WHAT TO WORK ON - Echo the records from the start through the line with "- value-cell: 20: [1227, 734, 1283, 780]", copying those lines unchanged, both ends included.

[Items in a dataset]
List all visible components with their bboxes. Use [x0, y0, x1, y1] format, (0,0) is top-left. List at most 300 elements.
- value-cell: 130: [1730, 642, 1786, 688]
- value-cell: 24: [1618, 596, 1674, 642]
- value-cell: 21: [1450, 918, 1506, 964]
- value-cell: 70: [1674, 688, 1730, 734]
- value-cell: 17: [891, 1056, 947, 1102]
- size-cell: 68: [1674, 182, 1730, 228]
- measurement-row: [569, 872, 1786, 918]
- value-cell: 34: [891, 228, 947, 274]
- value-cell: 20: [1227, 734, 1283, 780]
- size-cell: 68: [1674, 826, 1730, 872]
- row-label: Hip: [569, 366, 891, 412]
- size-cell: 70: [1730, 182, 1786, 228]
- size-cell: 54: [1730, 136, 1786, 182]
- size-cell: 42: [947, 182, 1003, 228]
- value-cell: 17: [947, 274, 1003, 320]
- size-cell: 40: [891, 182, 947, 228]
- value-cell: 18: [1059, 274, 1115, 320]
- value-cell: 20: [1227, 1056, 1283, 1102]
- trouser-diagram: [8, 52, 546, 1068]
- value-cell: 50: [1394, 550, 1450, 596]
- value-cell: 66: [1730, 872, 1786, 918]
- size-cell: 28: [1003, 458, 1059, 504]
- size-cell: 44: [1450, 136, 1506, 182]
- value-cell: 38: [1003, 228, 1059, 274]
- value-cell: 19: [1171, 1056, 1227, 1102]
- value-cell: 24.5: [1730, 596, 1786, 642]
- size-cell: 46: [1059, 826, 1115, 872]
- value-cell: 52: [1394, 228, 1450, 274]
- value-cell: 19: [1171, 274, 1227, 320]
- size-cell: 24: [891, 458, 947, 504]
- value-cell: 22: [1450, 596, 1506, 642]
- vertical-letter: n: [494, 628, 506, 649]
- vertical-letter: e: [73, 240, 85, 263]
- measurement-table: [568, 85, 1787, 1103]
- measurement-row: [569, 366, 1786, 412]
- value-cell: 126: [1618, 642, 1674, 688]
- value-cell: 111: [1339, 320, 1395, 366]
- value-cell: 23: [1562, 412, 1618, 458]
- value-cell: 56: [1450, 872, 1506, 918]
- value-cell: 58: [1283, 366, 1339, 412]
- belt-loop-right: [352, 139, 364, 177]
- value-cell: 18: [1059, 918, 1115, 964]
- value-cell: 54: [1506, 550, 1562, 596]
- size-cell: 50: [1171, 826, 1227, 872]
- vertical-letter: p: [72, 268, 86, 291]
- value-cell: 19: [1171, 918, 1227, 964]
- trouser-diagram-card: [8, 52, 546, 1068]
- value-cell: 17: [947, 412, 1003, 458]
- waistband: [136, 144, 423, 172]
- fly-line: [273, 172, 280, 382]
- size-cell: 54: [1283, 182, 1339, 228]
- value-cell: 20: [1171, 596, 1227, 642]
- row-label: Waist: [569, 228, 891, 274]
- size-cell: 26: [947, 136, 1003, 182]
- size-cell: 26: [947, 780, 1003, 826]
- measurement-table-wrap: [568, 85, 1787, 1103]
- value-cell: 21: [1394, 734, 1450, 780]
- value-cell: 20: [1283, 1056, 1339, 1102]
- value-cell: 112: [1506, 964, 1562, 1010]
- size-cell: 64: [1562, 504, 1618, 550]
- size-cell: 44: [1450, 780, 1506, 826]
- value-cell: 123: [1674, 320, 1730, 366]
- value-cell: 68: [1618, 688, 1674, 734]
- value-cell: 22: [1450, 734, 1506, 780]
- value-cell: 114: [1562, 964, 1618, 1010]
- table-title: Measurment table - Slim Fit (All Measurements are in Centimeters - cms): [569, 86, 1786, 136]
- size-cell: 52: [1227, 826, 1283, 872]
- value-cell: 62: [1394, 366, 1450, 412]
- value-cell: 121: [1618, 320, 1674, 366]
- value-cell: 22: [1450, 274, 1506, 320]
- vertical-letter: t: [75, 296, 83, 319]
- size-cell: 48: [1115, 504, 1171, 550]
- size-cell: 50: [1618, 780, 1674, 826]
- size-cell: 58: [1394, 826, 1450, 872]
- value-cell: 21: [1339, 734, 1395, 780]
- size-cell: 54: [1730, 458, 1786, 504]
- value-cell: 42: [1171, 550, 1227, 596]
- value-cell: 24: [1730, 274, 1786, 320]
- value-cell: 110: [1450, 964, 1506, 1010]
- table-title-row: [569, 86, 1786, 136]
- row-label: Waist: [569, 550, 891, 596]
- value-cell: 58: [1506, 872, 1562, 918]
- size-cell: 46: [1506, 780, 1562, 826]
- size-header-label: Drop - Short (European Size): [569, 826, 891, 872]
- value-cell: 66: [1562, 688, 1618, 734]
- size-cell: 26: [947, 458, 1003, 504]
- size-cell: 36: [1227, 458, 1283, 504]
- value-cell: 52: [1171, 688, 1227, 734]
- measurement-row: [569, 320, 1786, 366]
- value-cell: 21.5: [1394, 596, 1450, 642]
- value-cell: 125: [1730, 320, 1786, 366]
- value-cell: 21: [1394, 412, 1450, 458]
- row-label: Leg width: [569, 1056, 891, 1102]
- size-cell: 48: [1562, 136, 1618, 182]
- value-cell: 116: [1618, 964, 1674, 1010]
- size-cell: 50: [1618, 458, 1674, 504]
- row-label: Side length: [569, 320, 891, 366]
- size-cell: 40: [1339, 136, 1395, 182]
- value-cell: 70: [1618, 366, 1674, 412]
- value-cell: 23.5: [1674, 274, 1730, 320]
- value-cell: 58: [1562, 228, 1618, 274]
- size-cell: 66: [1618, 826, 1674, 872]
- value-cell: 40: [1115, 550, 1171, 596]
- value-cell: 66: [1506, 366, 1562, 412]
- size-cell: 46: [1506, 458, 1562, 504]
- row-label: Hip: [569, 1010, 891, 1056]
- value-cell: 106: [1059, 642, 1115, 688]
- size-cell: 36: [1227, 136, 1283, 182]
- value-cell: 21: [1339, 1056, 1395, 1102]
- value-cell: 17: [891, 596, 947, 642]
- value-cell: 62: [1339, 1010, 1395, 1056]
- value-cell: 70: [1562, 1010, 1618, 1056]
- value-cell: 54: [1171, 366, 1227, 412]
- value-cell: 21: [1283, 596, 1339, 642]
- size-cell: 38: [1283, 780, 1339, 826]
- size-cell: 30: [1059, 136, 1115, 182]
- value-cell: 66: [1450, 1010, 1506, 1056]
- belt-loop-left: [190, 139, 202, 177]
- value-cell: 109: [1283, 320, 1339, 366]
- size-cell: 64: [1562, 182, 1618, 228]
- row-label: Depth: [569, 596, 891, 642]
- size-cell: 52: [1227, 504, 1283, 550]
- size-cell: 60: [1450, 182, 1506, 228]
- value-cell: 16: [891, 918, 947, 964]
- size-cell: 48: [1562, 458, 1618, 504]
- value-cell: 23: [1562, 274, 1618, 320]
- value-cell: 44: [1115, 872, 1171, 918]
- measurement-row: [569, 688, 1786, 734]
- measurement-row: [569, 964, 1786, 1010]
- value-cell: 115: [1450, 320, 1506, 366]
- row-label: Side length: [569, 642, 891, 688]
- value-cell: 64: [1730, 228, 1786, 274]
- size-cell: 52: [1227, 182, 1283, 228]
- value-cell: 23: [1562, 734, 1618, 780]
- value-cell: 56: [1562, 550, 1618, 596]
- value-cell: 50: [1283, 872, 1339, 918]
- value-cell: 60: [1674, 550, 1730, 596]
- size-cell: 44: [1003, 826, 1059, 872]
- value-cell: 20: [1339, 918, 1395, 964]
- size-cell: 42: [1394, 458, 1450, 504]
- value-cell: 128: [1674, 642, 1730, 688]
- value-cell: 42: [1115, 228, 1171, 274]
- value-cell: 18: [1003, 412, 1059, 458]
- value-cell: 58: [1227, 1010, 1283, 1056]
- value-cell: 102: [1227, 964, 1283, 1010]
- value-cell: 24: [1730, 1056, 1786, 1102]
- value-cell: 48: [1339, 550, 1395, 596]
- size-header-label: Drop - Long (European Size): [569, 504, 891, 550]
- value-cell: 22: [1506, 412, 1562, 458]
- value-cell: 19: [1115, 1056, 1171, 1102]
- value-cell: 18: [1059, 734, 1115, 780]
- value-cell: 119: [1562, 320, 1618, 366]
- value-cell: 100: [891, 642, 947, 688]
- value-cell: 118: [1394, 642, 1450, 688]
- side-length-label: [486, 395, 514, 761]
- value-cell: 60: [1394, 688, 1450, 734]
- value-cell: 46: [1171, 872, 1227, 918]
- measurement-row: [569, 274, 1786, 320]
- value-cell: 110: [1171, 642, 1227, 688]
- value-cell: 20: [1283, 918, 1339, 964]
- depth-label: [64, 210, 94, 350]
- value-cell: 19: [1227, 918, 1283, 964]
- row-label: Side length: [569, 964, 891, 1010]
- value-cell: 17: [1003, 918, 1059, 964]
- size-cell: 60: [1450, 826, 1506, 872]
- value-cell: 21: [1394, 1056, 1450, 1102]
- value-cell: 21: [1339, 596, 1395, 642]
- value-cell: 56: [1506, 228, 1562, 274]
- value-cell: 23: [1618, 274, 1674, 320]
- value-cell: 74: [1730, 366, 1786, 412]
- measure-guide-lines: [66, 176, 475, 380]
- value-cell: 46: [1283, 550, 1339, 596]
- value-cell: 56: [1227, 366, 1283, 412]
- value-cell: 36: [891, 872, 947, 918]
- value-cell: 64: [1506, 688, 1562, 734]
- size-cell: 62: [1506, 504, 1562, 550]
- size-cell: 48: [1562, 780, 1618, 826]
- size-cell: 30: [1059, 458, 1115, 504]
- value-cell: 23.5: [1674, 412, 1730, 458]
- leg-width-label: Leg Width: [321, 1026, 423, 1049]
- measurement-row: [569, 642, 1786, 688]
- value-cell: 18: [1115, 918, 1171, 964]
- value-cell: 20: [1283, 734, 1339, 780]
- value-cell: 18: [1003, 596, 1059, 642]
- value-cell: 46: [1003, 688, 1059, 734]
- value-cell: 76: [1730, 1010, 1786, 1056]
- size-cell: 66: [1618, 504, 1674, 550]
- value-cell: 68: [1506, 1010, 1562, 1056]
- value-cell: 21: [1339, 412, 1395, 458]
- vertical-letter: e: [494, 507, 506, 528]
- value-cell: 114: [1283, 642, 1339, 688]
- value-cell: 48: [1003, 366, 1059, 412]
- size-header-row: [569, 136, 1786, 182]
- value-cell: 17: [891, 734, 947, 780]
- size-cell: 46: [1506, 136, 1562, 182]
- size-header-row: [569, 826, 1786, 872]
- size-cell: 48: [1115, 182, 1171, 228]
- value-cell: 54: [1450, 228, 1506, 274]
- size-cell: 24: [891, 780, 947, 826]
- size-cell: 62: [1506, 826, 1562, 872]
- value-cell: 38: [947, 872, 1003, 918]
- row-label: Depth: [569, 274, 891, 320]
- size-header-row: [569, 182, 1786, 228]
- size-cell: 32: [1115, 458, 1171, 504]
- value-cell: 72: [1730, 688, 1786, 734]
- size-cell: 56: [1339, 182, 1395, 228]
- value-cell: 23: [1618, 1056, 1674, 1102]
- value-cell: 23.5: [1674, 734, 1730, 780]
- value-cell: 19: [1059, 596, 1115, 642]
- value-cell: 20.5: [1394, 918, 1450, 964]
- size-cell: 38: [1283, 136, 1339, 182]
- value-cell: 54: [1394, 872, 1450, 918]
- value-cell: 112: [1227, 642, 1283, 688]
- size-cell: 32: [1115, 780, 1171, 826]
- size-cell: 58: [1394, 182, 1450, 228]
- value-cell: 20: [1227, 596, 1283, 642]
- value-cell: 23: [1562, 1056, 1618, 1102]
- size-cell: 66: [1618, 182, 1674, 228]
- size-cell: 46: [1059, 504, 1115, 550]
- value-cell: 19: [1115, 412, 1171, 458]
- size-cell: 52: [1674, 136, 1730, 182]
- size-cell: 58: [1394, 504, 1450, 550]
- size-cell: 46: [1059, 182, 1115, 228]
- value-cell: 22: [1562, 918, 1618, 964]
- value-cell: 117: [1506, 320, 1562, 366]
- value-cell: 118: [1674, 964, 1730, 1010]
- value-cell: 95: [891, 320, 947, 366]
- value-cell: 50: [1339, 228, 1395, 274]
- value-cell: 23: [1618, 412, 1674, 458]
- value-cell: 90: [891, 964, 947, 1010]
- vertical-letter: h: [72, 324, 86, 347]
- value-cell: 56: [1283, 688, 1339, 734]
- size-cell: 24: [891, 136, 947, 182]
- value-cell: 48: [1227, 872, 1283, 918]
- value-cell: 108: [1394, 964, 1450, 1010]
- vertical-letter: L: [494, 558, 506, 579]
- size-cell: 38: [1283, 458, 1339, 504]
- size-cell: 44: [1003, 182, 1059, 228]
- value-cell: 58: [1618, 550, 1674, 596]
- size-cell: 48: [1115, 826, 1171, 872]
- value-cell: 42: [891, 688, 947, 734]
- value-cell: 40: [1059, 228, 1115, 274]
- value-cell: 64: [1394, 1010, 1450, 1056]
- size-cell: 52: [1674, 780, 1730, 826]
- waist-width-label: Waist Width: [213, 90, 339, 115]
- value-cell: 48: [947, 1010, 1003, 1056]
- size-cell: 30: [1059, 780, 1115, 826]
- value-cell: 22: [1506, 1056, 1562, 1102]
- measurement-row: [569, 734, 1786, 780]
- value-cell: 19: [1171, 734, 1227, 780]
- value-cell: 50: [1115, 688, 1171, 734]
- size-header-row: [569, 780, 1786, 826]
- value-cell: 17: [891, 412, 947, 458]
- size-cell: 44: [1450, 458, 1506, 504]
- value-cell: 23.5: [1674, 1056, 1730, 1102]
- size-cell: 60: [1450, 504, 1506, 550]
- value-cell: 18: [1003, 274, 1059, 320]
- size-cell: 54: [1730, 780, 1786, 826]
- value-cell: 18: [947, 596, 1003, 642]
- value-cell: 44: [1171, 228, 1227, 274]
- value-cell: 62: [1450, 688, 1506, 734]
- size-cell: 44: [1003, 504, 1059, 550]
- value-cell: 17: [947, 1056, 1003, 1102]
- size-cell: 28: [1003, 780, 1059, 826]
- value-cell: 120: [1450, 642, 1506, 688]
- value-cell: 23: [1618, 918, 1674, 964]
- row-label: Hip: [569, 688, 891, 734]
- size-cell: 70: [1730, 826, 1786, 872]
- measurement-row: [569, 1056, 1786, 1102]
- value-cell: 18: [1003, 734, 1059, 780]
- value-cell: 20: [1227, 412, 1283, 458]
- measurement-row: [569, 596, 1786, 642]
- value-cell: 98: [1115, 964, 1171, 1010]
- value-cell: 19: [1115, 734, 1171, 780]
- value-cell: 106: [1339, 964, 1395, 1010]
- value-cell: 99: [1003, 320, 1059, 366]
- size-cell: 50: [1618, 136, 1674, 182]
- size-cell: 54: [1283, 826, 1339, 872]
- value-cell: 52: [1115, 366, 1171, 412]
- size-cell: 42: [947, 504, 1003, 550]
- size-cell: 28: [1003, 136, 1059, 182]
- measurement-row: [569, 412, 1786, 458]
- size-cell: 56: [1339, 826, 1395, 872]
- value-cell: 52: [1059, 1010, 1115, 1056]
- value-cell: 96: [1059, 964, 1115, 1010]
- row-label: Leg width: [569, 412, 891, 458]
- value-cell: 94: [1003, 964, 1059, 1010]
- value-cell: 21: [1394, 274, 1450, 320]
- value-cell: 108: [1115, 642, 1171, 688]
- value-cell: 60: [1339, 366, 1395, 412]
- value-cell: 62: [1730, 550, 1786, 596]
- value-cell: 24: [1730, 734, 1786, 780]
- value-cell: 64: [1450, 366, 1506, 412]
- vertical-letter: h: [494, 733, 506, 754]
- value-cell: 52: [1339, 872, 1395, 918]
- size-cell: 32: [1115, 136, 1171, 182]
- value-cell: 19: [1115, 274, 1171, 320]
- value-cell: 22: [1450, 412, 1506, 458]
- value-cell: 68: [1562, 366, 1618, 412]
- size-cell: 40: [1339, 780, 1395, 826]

SOLUTION BELOW -
List all visible components with their bboxes. Use [x0, y0, x1, y1] format, (0,0) is top-left. List at most 300 elements.
- value-cell: 130: [1730, 642, 1786, 688]
- value-cell: 24: [1618, 596, 1674, 642]
- value-cell: 21: [1450, 918, 1506, 964]
- value-cell: 70: [1674, 688, 1730, 734]
- value-cell: 17: [891, 1056, 947, 1102]
- size-cell: 68: [1674, 182, 1730, 228]
- measurement-row: [569, 872, 1786, 918]
- value-cell: 34: [891, 228, 947, 274]
- value-cell: 20: [1227, 734, 1283, 780]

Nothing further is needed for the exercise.